Requirements: From the listing below, copy every line with the word "Profile".

• • • • • • •

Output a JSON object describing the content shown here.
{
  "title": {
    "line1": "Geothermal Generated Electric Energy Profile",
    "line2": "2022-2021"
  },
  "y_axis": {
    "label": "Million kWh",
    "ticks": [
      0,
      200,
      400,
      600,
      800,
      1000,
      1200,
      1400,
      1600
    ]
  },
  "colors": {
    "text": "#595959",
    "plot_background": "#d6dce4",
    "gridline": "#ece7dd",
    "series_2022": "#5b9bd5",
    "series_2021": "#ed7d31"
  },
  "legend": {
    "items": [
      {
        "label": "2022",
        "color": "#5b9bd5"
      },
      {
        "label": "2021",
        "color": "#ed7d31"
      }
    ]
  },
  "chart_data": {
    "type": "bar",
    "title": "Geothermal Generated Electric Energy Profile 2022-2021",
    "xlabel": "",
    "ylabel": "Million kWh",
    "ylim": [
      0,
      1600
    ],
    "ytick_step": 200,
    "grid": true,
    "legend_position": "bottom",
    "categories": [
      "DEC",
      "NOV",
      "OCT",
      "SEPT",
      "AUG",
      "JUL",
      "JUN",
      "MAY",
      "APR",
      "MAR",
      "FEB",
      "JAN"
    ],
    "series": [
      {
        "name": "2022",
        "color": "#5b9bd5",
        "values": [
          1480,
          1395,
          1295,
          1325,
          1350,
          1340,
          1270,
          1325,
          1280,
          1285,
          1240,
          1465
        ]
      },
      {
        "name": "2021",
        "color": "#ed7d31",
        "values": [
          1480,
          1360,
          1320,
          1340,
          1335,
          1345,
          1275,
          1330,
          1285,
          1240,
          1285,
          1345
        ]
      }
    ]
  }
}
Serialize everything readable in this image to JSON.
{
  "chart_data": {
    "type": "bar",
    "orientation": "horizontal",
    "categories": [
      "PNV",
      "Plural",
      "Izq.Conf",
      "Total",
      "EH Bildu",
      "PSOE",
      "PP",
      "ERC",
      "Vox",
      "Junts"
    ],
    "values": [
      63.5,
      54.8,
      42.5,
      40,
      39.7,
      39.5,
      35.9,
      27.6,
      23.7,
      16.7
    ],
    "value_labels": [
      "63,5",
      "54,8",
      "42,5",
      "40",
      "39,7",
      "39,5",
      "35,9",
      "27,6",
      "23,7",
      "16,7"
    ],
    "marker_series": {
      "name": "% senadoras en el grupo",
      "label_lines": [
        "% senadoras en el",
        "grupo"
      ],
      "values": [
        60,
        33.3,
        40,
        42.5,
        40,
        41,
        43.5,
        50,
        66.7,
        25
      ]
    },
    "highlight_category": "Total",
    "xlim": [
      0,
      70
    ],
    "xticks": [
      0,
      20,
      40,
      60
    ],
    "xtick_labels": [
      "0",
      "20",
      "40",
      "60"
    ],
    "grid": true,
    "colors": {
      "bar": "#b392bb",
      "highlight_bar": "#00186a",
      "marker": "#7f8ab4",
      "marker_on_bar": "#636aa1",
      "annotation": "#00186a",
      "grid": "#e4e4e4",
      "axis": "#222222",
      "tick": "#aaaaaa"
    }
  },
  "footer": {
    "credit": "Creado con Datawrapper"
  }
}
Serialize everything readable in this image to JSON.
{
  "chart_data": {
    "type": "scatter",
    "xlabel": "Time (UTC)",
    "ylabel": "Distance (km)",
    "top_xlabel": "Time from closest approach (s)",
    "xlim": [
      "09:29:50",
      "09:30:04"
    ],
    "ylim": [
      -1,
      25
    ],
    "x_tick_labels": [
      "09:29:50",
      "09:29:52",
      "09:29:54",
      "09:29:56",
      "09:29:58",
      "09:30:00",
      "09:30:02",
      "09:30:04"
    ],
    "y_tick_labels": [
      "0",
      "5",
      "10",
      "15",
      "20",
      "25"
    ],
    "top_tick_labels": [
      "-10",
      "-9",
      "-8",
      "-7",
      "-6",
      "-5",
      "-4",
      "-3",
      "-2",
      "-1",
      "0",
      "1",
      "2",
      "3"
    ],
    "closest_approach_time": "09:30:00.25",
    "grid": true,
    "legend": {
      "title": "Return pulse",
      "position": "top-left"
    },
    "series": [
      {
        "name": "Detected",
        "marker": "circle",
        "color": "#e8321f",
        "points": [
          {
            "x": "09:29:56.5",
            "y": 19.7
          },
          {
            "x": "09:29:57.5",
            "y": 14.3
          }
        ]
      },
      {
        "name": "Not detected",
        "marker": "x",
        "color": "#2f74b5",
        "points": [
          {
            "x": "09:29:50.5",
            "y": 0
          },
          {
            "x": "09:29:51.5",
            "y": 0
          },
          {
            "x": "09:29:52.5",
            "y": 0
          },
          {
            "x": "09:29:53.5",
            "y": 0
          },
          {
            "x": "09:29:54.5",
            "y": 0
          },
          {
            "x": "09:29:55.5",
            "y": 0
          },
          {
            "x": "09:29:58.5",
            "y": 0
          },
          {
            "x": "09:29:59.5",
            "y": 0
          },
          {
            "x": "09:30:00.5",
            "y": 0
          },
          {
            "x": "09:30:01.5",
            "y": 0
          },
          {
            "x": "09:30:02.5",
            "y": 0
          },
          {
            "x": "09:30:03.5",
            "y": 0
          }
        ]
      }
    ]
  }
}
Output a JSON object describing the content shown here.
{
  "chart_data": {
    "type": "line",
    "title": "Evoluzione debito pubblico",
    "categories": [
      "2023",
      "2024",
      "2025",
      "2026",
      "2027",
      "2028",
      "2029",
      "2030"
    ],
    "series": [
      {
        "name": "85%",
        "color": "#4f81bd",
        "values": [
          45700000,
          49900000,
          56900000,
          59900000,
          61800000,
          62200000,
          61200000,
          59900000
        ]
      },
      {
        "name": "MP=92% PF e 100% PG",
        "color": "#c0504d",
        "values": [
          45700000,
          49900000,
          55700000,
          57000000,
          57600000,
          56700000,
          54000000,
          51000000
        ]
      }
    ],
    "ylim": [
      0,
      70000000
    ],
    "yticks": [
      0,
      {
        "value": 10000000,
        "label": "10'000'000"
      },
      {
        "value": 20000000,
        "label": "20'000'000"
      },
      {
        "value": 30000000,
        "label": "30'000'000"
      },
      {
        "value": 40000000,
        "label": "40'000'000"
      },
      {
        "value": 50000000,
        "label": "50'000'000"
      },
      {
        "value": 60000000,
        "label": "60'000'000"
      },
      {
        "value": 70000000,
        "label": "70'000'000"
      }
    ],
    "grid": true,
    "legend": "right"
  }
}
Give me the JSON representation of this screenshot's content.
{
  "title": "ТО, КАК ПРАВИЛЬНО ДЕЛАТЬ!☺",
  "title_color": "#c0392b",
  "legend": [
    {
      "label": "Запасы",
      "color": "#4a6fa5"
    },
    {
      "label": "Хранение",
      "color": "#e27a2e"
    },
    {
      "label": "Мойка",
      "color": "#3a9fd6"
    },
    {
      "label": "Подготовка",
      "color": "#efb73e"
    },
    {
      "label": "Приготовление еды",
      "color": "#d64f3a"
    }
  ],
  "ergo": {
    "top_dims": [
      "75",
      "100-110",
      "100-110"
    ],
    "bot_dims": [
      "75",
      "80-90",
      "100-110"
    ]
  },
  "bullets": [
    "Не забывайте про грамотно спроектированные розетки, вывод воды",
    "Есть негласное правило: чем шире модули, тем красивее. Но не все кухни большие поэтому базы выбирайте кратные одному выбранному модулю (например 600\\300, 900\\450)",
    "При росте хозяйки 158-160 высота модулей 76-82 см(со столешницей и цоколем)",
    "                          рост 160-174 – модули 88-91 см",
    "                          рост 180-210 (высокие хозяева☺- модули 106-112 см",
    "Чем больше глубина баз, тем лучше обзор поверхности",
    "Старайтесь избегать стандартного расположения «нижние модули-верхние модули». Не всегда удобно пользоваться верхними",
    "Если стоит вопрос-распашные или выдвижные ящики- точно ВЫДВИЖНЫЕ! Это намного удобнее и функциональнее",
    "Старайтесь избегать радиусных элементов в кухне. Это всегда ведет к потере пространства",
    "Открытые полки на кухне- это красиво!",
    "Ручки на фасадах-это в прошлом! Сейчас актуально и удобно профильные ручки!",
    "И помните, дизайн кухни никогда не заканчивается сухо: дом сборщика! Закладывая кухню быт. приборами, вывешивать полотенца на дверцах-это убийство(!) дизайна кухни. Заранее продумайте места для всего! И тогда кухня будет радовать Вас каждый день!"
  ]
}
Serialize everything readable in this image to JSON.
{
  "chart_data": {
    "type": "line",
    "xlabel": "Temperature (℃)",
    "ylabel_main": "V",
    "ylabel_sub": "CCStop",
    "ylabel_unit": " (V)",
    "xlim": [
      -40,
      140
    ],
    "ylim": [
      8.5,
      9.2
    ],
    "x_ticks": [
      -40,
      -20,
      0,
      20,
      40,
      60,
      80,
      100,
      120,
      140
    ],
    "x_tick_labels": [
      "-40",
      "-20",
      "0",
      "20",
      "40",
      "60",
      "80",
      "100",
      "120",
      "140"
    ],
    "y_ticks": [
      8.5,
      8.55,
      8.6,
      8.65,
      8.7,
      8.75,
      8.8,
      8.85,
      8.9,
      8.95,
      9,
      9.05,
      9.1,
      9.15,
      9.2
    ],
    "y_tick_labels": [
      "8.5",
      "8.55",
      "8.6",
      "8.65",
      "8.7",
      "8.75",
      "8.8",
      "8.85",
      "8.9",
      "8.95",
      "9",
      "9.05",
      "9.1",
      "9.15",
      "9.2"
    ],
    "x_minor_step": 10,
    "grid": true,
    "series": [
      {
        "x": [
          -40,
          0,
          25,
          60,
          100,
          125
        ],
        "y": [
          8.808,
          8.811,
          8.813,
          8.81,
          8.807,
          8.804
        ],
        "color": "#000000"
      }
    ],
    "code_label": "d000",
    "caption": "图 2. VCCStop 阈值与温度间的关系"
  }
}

• • • • • • •

Solution for this problem:
    "line1": "Geothermal Generated Electric Energy Profile",
    "title": "Geothermal Generated Electric Energy Profile 2022-2021",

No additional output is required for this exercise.